-- INPUT RECORDS start --

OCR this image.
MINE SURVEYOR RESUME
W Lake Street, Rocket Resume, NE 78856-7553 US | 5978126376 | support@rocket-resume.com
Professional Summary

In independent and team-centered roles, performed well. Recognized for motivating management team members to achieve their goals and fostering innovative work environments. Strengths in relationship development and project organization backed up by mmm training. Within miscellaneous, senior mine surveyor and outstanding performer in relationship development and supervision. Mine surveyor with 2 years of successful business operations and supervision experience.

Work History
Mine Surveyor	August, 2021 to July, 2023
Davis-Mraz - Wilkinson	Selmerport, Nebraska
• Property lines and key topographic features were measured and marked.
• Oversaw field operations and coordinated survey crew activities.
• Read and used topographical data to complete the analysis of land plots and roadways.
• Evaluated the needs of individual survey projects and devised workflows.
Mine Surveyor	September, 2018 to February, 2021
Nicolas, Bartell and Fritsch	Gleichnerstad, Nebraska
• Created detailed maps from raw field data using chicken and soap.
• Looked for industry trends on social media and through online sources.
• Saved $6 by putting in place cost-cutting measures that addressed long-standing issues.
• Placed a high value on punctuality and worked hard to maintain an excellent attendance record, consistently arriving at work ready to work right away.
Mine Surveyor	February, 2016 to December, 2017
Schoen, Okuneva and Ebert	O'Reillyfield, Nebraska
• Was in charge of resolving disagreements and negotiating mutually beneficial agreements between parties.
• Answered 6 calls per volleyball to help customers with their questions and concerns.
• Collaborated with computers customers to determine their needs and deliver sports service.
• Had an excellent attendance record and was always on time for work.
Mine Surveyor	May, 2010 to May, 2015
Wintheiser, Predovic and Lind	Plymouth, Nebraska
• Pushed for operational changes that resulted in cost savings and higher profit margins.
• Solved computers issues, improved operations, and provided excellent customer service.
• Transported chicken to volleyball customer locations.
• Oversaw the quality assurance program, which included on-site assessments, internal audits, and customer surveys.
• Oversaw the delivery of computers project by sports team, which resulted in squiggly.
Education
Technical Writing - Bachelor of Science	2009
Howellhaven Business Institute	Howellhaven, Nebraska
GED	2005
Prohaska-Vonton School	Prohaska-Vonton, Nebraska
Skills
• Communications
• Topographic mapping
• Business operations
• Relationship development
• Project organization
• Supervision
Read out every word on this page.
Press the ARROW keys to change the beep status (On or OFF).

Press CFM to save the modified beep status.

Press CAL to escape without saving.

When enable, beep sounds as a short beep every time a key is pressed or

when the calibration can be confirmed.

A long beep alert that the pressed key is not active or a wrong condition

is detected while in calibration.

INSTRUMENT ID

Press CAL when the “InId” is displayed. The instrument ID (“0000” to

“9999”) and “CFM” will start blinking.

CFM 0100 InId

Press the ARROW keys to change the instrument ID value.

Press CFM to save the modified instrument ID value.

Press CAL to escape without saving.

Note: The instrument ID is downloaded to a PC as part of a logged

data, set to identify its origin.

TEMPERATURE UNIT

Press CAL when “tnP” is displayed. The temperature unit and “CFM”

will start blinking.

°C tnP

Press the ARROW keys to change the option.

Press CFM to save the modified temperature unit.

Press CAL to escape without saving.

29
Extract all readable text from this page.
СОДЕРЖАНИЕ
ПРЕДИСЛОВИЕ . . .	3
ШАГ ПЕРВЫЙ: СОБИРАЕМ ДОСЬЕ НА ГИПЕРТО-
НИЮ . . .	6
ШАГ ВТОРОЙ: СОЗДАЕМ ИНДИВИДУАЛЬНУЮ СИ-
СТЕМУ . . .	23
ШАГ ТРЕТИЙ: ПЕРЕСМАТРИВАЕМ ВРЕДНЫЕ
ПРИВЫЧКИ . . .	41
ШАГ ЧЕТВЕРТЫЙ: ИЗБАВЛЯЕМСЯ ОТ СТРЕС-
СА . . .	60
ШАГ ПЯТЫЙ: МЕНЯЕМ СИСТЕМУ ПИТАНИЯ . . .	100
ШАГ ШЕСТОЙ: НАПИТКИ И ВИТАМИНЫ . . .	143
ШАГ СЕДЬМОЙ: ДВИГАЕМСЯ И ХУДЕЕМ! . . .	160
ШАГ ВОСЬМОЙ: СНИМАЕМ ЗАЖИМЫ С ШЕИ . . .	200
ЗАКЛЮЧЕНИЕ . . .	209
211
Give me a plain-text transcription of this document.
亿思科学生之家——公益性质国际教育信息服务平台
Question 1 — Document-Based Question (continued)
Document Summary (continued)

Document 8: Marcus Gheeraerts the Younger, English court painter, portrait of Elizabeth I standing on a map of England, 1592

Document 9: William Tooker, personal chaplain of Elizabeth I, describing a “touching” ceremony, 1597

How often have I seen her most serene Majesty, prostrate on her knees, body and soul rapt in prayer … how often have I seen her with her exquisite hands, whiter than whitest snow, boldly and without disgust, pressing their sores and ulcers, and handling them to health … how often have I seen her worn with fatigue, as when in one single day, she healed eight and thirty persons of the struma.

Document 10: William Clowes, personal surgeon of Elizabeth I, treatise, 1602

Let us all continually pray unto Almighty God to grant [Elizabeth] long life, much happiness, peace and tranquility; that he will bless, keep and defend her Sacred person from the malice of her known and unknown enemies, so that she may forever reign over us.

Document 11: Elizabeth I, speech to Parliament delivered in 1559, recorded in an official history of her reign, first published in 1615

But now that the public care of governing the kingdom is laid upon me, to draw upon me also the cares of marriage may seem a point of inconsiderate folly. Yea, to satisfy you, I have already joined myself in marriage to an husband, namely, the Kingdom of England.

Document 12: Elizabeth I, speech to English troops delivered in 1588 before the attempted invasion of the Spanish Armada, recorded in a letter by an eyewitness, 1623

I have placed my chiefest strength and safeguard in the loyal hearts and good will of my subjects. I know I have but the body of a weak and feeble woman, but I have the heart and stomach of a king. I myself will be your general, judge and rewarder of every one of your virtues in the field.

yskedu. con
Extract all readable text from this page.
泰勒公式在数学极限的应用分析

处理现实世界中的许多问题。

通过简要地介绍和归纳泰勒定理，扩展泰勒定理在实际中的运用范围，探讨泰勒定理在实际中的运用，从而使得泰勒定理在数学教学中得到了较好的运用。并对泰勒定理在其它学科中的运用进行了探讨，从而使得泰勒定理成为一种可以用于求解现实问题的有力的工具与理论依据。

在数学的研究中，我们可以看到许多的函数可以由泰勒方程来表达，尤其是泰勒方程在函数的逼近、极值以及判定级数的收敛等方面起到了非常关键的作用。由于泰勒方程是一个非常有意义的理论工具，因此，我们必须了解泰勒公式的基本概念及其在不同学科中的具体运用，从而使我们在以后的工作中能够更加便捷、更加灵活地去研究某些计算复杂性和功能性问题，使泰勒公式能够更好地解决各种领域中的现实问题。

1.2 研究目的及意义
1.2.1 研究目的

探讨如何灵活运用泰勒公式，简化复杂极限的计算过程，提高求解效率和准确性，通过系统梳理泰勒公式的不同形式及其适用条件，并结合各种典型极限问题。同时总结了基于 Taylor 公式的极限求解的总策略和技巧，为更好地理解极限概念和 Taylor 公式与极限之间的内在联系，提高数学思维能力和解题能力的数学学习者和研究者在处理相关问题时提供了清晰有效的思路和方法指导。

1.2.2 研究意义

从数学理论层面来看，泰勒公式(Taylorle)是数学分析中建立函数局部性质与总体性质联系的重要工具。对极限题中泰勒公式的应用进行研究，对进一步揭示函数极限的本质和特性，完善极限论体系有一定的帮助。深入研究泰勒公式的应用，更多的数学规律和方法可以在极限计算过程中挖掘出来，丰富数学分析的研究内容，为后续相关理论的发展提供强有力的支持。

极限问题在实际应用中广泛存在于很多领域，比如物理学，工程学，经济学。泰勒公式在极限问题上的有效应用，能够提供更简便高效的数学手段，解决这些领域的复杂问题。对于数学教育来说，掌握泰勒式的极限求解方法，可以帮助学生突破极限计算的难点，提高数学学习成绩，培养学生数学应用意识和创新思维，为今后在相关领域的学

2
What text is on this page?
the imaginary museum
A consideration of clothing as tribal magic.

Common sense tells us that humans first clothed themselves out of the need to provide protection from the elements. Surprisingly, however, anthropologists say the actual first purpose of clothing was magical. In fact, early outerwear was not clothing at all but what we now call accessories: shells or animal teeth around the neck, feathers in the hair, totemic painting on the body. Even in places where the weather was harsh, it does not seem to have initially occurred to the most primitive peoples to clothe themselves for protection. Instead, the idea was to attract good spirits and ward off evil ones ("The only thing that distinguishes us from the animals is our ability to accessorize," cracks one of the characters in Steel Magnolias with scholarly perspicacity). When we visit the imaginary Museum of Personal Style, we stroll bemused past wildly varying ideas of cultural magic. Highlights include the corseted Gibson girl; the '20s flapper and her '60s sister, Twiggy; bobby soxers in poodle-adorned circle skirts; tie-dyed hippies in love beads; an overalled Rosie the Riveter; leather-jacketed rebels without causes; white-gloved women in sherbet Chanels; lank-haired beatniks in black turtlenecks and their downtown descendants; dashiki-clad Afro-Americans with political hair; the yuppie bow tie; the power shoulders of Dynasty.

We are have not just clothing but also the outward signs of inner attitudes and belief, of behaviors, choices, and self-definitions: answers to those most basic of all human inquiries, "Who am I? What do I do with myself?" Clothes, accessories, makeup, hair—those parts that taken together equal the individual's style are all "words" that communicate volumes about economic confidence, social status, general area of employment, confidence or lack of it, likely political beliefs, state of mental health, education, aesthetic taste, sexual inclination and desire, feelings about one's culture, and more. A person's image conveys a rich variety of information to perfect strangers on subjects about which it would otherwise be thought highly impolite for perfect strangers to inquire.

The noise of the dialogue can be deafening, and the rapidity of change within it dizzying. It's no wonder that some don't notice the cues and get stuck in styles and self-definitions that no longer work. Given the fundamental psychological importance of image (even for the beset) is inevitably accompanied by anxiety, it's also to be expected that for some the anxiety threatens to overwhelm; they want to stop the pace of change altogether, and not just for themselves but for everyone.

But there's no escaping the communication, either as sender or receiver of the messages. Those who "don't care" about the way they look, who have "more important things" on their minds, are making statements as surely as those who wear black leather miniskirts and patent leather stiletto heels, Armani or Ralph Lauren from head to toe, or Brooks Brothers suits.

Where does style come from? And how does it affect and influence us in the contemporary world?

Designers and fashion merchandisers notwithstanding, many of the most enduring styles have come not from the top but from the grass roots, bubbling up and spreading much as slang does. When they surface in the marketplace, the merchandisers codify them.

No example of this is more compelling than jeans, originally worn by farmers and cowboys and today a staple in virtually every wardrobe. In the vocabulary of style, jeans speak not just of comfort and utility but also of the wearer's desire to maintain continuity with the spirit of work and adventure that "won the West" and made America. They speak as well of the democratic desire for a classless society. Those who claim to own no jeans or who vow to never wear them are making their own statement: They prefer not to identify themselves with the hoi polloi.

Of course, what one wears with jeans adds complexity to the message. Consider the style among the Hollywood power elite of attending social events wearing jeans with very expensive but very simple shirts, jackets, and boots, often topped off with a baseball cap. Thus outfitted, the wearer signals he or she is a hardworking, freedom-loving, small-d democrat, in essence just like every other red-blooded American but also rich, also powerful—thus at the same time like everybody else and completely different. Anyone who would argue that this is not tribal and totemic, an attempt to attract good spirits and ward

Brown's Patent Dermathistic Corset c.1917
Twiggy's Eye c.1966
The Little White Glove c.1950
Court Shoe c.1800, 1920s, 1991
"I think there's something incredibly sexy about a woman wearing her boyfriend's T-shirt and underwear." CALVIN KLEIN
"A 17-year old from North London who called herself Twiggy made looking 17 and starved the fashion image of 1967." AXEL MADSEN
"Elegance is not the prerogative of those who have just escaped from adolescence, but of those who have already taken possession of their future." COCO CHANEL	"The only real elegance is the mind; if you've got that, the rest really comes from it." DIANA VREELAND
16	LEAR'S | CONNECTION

-- INPUT RECORDS end --

THE PROBLEM >> Of the lines above, copy each that contains "recorded".

TASK ANSWER >>
Document 11: Elizabeth I, speech to Parliament delivered in 1559, recorded in an official history of her reign, first published in 1615
Document 12: Elizabeth I, speech to English troops delivered in 1588 before the attempted invasion of the Spanish Armada, recorded in a letter by an eyewitness, 1623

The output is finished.